*Consigne A*:
Recopiez mot pour mot, dans l'article sur le camp de police d'Akemindjogoni, le passage allant de « C’est un signal » jusqu'à « sens du devoir. ».
*Consigne B*:
Poursuivez l'article sur le camp de police d'Akemindjogoni en reprenant juste après sa dernière phrase.

*Extrait du document*:
::::::::
Police nationale : 69 logements réhabilités au camp d’Akemindjogoni
Le président de la République, Brice Clotaire Oligui Nguema, a procédé le 24 février 2026 au baptême et à la remise officielle des clés des logements réhabilités du camp de police d’Akemindjogoni, à Libreville. Rebaptisé « Camp Général Guy Charles Mandji », le site incarne la volonté de moderniser les Forces de police nationale (FPN) et de garantir un habitat digne à ceux qui assurent la sécurité des Gabonais.
C’est un signal fort envoyé aux forces de sécurité. En présidant la cérémonie de remise des clés, le chef de l’État a réaffirmé sa vision : faire du logement décent un levier de stabilité sociale, de performance professionnelle et de cohésion nationale. La cité policière d’Akemindjogoni, mitoyenne de la base de la Sogatra, porte désormais le nom du Général Guy Charles Mandji, figure respectée de l’institution, saluée pour son professionnalisme et son sens du devoir.
::::::::
*Données étudiées*:
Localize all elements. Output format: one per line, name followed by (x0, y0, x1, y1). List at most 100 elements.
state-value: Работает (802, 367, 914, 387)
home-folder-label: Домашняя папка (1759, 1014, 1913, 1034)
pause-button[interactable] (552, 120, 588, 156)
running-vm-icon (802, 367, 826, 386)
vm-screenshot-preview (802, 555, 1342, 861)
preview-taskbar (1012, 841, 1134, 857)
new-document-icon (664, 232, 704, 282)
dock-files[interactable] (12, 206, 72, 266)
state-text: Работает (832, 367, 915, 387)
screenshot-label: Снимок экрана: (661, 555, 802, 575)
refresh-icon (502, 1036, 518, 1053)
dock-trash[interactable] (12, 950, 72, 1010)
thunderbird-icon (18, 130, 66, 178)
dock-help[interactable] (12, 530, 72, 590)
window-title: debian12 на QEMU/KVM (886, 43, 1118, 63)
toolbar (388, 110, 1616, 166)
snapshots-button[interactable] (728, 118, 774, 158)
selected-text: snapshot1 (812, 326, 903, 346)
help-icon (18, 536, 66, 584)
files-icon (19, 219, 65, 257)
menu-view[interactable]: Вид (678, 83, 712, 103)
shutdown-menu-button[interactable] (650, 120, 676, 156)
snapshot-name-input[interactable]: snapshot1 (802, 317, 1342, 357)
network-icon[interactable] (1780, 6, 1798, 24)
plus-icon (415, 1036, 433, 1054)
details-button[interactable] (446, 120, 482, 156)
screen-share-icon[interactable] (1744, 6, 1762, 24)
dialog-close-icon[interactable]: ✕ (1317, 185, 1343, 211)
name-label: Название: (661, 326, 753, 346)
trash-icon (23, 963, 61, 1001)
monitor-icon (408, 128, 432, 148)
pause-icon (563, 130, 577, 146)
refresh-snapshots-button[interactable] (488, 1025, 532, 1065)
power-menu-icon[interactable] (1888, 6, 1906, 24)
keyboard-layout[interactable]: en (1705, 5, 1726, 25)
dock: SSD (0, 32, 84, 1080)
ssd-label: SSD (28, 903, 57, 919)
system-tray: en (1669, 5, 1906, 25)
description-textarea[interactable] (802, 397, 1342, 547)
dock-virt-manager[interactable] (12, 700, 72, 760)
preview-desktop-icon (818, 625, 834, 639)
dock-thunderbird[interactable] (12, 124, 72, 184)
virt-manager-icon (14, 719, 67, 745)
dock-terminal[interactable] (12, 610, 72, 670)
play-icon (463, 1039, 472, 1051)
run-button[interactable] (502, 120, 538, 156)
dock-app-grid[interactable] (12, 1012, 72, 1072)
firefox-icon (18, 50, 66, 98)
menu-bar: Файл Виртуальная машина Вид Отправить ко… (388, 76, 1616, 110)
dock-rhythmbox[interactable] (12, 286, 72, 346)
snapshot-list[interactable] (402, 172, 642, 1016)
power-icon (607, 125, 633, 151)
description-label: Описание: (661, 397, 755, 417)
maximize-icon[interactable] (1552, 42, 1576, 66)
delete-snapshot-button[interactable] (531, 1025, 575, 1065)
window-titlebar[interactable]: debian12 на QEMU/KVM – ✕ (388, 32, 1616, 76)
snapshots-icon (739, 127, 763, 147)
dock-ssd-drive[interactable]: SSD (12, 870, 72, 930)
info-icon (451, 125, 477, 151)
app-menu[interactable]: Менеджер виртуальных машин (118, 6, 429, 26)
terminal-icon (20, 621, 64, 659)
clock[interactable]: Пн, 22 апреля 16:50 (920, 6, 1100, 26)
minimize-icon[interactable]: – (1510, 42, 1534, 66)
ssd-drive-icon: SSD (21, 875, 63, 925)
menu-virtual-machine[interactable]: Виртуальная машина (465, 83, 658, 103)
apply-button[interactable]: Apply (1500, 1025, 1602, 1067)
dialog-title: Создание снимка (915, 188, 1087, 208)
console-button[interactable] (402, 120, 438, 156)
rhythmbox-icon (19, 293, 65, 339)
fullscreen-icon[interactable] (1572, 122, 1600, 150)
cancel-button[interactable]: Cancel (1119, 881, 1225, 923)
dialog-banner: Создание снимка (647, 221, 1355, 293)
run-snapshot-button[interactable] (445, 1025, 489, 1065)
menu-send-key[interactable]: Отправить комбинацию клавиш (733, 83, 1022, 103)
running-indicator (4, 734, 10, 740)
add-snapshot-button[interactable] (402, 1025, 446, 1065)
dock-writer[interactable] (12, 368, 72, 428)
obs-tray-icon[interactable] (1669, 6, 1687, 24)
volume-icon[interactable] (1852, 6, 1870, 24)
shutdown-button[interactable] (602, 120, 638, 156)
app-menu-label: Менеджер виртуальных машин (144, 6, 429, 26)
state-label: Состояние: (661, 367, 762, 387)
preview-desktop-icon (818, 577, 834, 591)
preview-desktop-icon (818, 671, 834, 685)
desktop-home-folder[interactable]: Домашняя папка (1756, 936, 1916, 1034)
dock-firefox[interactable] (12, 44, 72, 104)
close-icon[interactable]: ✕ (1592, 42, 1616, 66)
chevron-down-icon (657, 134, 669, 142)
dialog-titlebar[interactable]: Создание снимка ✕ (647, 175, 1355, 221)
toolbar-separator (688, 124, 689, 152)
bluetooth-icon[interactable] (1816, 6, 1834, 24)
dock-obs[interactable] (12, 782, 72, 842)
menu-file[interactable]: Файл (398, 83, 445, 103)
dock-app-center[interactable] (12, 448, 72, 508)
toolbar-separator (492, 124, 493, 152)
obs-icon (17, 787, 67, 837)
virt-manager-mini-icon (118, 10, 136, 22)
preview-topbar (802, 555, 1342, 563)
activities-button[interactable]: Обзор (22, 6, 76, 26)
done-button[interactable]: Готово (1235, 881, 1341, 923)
::::::::
*Résultat A*:
C’est un signal fort envoyé aux forces de sécurité. En présidant la cérémonie de remise des clés, le chef de l’État a réaffirmé sa vision : faire du logement décent un levier de stabilité sociale, de performance professionnelle et de cohésion nationale. La cité policière d’Akemindjogoni, mitoyenne de la base de la Sogatra, porte désormais le nom du Général Guy Charles Mandji, figure respectée de l’institution, saluée pour son professionnalisme et son sens du devoir.

*Résultat B*:
Une modernisation structurelle des FPN
La livraison partielle concerne deux blocs destinés aux officiers et deux immeubles pour les sous-officiers, soit 69 logements au total. L’offre se décline en 12 appartements de trois chambres, 48 de deux chambres et 9 studios. Une amélioration concrète des conditions de vie des agents, dans un contexte où la qualité du cadre résidentiel influence directement l’efficacité opérationnelle.
Au-delà du camp d’Akemindjogoni, la dynamique enclenchée sous l’ère de la Transition s’étend à l’ensemble du territoire. La réfection des voiries du Camp Michel-Bigoundou (Fopi), la construction d’une cité policière à Essassa, le réaménagement des écoles de police d’Owendo et de Tchibanga, ainsi que l’ouverture annoncée de nouveaux commissariats à Lastoursville, Booué et Port-Gentil traduisent une stratégie globale.
Ces investissements visent à renforcer la couverture sécuritaire nationale tout en valorisant le capital humain. En améliorant le cadre de vie des forces de l’ordre, l’exécutif entend consolider leur engagement au service des personnes et des biens.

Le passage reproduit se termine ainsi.